• TASK INSTRUCTIONS:
Which rows below contain the string "period"? Gather every such row and copy each one in full.

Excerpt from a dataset
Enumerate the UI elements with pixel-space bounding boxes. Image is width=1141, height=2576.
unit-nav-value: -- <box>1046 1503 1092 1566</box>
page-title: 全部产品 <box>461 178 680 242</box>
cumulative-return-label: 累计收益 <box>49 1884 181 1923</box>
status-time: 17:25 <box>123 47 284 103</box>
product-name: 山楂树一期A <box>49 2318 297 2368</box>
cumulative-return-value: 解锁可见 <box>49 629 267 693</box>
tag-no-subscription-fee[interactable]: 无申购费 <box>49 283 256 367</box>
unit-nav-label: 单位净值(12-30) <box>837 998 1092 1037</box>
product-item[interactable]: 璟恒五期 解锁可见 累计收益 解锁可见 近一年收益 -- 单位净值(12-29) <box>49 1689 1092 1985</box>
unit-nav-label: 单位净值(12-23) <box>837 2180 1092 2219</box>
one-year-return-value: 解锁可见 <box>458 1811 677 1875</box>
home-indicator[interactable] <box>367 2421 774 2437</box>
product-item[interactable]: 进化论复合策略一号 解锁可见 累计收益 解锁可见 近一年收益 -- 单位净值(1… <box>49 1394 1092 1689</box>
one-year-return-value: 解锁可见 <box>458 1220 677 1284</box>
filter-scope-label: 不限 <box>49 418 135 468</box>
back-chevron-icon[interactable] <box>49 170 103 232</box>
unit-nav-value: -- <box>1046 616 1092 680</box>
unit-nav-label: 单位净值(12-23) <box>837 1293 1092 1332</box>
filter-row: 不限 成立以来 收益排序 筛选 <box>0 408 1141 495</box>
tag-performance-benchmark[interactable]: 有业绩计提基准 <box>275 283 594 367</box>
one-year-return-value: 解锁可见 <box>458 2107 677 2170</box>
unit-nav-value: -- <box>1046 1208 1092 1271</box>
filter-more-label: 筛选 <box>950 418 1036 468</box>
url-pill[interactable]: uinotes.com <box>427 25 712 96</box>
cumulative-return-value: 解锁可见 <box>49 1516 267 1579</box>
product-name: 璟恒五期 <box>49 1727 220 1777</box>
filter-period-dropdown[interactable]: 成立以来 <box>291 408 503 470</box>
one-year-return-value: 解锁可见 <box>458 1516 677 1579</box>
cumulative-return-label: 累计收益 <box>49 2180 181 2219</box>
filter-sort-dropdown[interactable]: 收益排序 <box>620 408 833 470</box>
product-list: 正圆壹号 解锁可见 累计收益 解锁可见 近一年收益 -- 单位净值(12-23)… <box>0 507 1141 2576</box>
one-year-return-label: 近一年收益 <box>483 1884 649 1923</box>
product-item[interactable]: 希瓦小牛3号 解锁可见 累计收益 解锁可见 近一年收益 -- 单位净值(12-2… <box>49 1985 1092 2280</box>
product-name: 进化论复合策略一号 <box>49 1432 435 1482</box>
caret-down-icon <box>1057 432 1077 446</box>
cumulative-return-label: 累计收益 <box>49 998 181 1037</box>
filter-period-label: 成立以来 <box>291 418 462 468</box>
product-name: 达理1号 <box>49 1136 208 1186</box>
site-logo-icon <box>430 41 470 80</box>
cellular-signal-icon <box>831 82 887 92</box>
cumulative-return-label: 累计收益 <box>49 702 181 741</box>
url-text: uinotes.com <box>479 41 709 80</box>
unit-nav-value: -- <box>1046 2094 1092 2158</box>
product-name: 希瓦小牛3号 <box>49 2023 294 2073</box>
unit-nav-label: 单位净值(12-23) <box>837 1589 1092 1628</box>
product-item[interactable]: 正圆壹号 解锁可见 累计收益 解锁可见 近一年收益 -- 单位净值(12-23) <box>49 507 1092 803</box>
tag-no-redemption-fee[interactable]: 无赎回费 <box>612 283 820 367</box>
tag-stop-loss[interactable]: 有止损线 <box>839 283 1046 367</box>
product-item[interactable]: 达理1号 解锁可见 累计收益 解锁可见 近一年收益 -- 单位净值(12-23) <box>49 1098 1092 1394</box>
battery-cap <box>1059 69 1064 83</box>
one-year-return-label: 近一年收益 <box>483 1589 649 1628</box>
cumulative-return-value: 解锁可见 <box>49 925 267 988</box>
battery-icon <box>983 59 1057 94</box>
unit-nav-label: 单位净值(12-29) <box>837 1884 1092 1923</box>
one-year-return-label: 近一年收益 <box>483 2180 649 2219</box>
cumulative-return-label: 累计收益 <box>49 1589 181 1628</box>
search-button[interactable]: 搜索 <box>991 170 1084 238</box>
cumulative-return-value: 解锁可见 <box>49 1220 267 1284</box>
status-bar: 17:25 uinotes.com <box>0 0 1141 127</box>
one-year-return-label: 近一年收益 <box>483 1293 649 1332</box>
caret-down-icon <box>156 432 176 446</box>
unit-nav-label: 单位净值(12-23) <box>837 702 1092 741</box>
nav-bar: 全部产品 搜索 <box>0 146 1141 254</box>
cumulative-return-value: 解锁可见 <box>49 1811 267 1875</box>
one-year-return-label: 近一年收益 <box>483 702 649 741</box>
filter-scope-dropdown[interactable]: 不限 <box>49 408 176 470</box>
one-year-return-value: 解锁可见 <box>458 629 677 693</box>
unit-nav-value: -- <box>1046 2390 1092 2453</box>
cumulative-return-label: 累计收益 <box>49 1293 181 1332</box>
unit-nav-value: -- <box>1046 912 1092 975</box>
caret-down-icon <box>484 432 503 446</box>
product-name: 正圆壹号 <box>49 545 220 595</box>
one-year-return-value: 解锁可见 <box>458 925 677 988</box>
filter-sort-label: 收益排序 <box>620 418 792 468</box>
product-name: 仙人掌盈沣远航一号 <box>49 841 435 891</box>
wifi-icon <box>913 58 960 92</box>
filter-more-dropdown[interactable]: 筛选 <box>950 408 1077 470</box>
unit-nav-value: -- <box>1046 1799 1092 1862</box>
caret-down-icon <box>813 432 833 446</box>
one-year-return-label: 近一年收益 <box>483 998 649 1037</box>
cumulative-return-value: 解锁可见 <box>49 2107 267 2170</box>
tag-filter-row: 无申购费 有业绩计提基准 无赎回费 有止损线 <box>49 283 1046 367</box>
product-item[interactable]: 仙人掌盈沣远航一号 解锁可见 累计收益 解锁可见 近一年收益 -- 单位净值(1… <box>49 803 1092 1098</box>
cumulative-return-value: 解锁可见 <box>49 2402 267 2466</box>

• SOLUTION TO THIS EXERCISE:
filter-period-dropdown[interactable]: 成立以来 <box>291 408 503 470</box>
filter-period-label: 成立以来 <box>291 418 462 468</box>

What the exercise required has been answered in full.